#### [Task statement]
Repeat each line of the material exactly.

(Entries from a dataset)
──────

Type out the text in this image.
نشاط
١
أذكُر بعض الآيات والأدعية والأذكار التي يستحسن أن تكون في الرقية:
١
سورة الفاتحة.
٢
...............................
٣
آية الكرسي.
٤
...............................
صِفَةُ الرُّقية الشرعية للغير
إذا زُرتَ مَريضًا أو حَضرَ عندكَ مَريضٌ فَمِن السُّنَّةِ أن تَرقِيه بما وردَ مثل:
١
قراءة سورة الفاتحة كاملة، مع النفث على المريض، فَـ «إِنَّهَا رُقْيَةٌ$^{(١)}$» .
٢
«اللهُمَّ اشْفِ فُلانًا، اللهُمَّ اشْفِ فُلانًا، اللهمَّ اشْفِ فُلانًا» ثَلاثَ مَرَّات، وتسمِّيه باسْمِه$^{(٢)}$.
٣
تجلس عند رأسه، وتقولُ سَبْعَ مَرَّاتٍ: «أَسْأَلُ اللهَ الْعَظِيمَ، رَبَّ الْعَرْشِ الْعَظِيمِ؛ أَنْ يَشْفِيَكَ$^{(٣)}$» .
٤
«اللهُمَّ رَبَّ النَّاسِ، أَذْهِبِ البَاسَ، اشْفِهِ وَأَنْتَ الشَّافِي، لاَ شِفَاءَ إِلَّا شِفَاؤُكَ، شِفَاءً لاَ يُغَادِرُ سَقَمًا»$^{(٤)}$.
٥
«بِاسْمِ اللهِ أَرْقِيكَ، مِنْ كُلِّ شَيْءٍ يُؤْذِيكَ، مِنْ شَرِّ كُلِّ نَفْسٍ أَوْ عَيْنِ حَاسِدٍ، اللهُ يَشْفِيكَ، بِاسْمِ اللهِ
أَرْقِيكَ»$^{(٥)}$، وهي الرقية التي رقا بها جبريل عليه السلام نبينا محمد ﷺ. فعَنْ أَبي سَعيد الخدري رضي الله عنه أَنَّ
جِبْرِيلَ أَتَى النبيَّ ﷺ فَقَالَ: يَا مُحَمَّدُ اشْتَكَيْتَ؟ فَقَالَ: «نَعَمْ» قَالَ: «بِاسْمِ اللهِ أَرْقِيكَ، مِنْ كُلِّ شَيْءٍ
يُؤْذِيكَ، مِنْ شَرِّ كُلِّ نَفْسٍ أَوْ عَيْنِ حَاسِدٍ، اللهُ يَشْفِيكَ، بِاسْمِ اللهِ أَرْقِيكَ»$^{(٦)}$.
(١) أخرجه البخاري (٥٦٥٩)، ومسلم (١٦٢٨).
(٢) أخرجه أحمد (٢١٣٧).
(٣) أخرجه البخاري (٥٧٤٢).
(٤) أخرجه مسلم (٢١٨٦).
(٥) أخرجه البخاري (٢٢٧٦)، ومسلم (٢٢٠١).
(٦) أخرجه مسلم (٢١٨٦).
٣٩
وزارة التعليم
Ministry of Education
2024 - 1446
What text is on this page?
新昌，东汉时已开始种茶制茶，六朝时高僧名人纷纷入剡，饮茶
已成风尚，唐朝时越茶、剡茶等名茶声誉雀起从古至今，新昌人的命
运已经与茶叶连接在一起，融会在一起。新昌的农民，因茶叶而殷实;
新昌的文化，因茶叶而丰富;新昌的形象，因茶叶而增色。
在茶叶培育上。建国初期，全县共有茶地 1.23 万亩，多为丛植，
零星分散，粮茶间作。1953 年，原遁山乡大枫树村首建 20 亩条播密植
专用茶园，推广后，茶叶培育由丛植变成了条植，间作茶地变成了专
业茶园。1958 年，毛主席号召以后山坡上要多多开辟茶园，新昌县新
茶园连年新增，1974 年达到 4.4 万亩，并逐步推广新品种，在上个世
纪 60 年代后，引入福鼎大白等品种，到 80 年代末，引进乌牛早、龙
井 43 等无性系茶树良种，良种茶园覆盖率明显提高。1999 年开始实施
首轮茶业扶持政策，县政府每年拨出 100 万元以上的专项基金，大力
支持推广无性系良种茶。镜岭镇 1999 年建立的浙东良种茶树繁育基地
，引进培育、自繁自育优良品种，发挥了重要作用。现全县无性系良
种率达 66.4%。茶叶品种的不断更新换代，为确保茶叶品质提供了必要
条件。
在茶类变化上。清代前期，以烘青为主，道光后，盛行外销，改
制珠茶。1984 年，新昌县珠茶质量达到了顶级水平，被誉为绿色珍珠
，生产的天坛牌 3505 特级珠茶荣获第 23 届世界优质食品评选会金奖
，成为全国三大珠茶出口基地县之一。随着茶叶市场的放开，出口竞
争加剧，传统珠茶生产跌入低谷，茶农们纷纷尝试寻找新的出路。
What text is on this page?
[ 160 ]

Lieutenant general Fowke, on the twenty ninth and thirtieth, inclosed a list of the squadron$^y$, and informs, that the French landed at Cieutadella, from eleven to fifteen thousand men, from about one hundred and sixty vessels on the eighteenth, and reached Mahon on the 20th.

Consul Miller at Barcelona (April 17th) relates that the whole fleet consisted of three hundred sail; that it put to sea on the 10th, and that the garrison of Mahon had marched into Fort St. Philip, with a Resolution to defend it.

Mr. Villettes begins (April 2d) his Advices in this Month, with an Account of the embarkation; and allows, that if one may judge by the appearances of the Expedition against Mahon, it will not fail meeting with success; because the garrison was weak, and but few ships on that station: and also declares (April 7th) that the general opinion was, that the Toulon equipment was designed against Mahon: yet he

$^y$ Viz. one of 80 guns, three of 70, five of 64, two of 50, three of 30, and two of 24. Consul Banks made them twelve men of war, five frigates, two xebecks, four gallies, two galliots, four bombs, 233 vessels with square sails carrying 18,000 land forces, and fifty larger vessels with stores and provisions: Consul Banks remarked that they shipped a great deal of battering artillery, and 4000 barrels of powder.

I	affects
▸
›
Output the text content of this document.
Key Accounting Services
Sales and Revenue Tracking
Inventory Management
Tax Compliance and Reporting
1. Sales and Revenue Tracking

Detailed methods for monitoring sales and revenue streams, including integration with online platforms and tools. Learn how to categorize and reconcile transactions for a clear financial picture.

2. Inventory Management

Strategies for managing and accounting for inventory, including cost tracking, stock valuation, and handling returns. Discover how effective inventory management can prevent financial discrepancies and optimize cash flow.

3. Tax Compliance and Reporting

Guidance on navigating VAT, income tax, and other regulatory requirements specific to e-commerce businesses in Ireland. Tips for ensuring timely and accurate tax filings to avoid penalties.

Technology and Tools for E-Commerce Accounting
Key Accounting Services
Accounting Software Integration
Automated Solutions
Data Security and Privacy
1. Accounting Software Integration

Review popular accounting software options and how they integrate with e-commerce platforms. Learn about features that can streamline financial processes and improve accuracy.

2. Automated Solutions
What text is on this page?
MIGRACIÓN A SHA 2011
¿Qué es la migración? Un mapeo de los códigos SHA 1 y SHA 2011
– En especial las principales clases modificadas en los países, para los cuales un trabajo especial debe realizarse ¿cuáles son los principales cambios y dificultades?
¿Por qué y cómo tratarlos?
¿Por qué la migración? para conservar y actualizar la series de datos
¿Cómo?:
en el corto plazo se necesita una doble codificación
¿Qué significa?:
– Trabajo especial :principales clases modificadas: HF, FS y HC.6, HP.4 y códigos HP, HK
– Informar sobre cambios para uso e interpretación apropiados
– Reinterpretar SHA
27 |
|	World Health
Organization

──────

#### [Exercise response]
Type out the text in this image.
نشاط
١
أذكُر بعض الآيات والأدعية والأذكار التي يستحسن أن تكون في الرقية:
١
سورة الفاتحة.
٢
...............................
٣
آية الكرسي.
٤
...............................
صِفَةُ الرُّقية الشرعية للغير
إذا زُرتَ مَريضًا أو حَضرَ عندكَ مَريضٌ فَمِن السُّنَّةِ أن تَرقِيه بما وردَ مثل:
١
قراءة سورة الفاتحة كاملة، مع النفث على المريض، فَـ «إِنَّهَا رُقْيَةٌ$^{(١)}$» .
٢
«اللهُمَّ اشْفِ فُلانًا، اللهُمَّ اشْفِ فُلانًا، اللهمَّ اشْفِ فُلانًا» ثَلاثَ مَرَّات، وتسمِّيه باسْمِه$^{(٢)}$.
٣
تجلس عند رأسه، وتقولُ سَبْعَ مَرَّاتٍ: «أَسْأَلُ اللهَ الْعَظِيمَ، رَبَّ الْعَرْشِ الْعَظِيمِ؛ أَنْ يَشْفِيَكَ$^{(٣)}$» .
٤
«اللهُمَّ رَبَّ النَّاسِ، أَذْهِبِ البَاسَ، اشْفِهِ وَأَنْتَ الشَّافِي، لاَ شِفَاءَ إِلَّا شِفَاؤُكَ، شِفَاءً لاَ يُغَادِرُ سَقَمًا»$^{(٤)}$.
٥
«بِاسْمِ اللهِ أَرْقِيكَ، مِنْ كُلِّ شَيْءٍ يُؤْذِيكَ، مِنْ شَرِّ كُلِّ نَفْسٍ أَوْ عَيْنِ حَاسِدٍ، اللهُ يَشْفِيكَ، بِاسْمِ اللهِ
أَرْقِيكَ»$^{(٥)}$، وهي الرقية التي رقا بها جبريل عليه السلام نبينا محمد ﷺ. فعَنْ أَبي سَعيد الخدري رضي الله عنه أَنَّ
جِبْرِيلَ أَتَى النبيَّ ﷺ فَقَالَ: يَا مُحَمَّدُ اشْتَكَيْتَ؟ فَقَالَ: «نَعَمْ» قَالَ: «بِاسْمِ اللهِ أَرْقِيكَ، مِنْ كُلِّ شَيْءٍ
يُؤْذِيكَ، مِنْ شَرِّ كُلِّ نَفْسٍ أَوْ عَيْنِ حَاسِدٍ، اللهُ يَشْفِيكَ، بِاسْمِ اللهِ أَرْقِيكَ»$^{(٦)}$.
(١) أخرجه البخاري (٥٦٥٩)، ومسلم (١٦٢٨).
(٢) أخرجه أحمد (٢١٣٧).
(٣) أخرجه البخاري (٥٧٤٢).
(٤) أخرجه مسلم (٢١٨٦).
(٥) أخرجه البخاري (٢٢٧٦)، ومسلم (٢٢٠١).
(٦) أخرجه مسلم (٢١٨٦).
٣٩
وزارة التعليم
Ministry of Education
2024 - 1446
What text is on this page?
新昌，东汉时已开始种茶制茶，六朝时高僧名人纷纷入剡，饮茶
已成风尚，唐朝时越茶、剡茶等名茶声誉雀起从古至今，新昌人的命
运已经与茶叶连接在一起，融会在一起。新昌的农民，因茶叶而殷实;
新昌的文化，因茶叶而丰富;新昌的形象，因茶叶而增色。
在茶叶培育上。建国初期，全县共有茶地 1.23 万亩，多为丛植，
零星分散，粮茶间作。1953 年，原遁山乡大枫树村首建 20 亩条播密植
专用茶园，推广后，茶叶培育由丛植变成了条植，间作茶地变成了专
业茶园。1958 年，毛主席号召以后山坡上要多多开辟茶园，新昌县新
茶园连年新增，1974 年达到 4.4 万亩，并逐步推广新品种，在上个世
纪 60 年代后，引入福鼎大白等品种，到 80 年代末，引进乌牛早、龙
井 43 等无性系茶树良种，良种茶园覆盖率明显提高。1999 年开始实施
首轮茶业扶持政策，县政府每年拨出 100 万元以上的专项基金，大力
支持推广无性系良种茶。镜岭镇 1999 年建立的浙东良种茶树繁育基地
，引进培育、自繁自育优良品种，发挥了重要作用。现全县无性系良
种率达 66.4%。茶叶品种的不断更新换代，为确保茶叶品质提供了必要
条件。
在茶类变化上。清代前期，以烘青为主，道光后，盛行外销，改
制珠茶。1984 年，新昌县珠茶质量达到了顶级水平，被誉为绿色珍珠
，生产的天坛牌 3505 特级珠茶荣获第 23 届世界优质食品评选会金奖
，成为全国三大珠茶出口基地县之一。随着茶叶市场的放开，出口竞
争加剧，传统珠茶生产跌入低谷，茶农们纷纷尝试寻找新的出路。
What text is on this page?
[ 160 ]

Lieutenant general Fowke, on the twenty ninth and thirtieth, inclosed a list of the squadron$^y$, and informs, that the French landed at Cieutadella, from eleven to fifteen thousand men, from about one hundred and sixty vessels on the eighteenth, and reached Mahon on the 20th.

Consul Miller at Barcelona (April 17th) relates that the whole fleet consisted of three hundred sail; that it put to sea on the 10th, and that the garrison of Mahon had marched into Fort St. Philip, with a Resolution to defend it.

Mr. Villettes begins (April 2d) his Advices in this Month, with an Account of the embarkation; and allows, that if one may judge by the appearances of the Expedition against Mahon, it will not fail meeting with success; because the garrison was weak, and but few ships on that station: and also declares (April 7th) that the general opinion was, that the Toulon equipment was designed against Mahon: yet he

$^y$ Viz. one of 80 guns, three of 70, five of 64, two of 50, three of 30, and two of 24. Consul Banks made them twelve men of war, five frigates, two xebecks, four gallies, two galliots, four bombs, 233 vessels with square sails carrying 18,000 land forces, and fifty larger vessels with stores and provisions: Consul Banks remarked that they shipped a great deal of battering artillery, and 4000 barrels of powder.

I	affects
▸
›
Output the text content of this document.
Key Accounting Services
Sales and Revenue Tracking
Inventory Management
Tax Compliance and Reporting
1. Sales and Revenue Tracking

Detailed methods for monitoring sales and revenue streams, including integration with online platforms and tools. Learn how to categorize and reconcile transactions for a clear financial picture.

2. Inventory Management

Strategies for managing and accounting for inventory, including cost tracking, stock valuation, and handling returns. Discover how effective inventory management can prevent financial discrepancies and optimize cash flow.

3. Tax Compliance and Reporting

Guidance on navigating VAT, income tax, and other regulatory requirements specific to e-commerce businesses in Ireland. Tips for ensuring timely and accurate tax filings to avoid penalties.

Technology and Tools for E-Commerce Accounting
Key Accounting Services
Accounting Software Integration
Automated Solutions
Data Security and Privacy
1. Accounting Software Integration

Review popular accounting software options and how they integrate with e-commerce platforms. Learn about features that can streamline financial processes and improve accuracy.

2. Automated Solutions
What text is on this page?
MIGRACIÓN A SHA 2011
¿Qué es la migración? Un mapeo de los códigos SHA 1 y SHA 2011
– En especial las principales clases modificadas en los países, para los cuales un trabajo especial debe realizarse ¿cuáles son los principales cambios y dificultades?
¿Por qué y cómo tratarlos?
¿Por qué la migración? para conservar y actualizar la series de datos
¿Cómo?:
en el corto plazo se necesita una doble codificación
¿Qué significa?:
– Trabajo especial :principales clases modificadas: HF, FS y HC.6, HP.4 y códigos HP, HK
– Informar sobre cambios para uso e interpretación apropiados
– Reinterpretar SHA
27 |
|	World Health
Organization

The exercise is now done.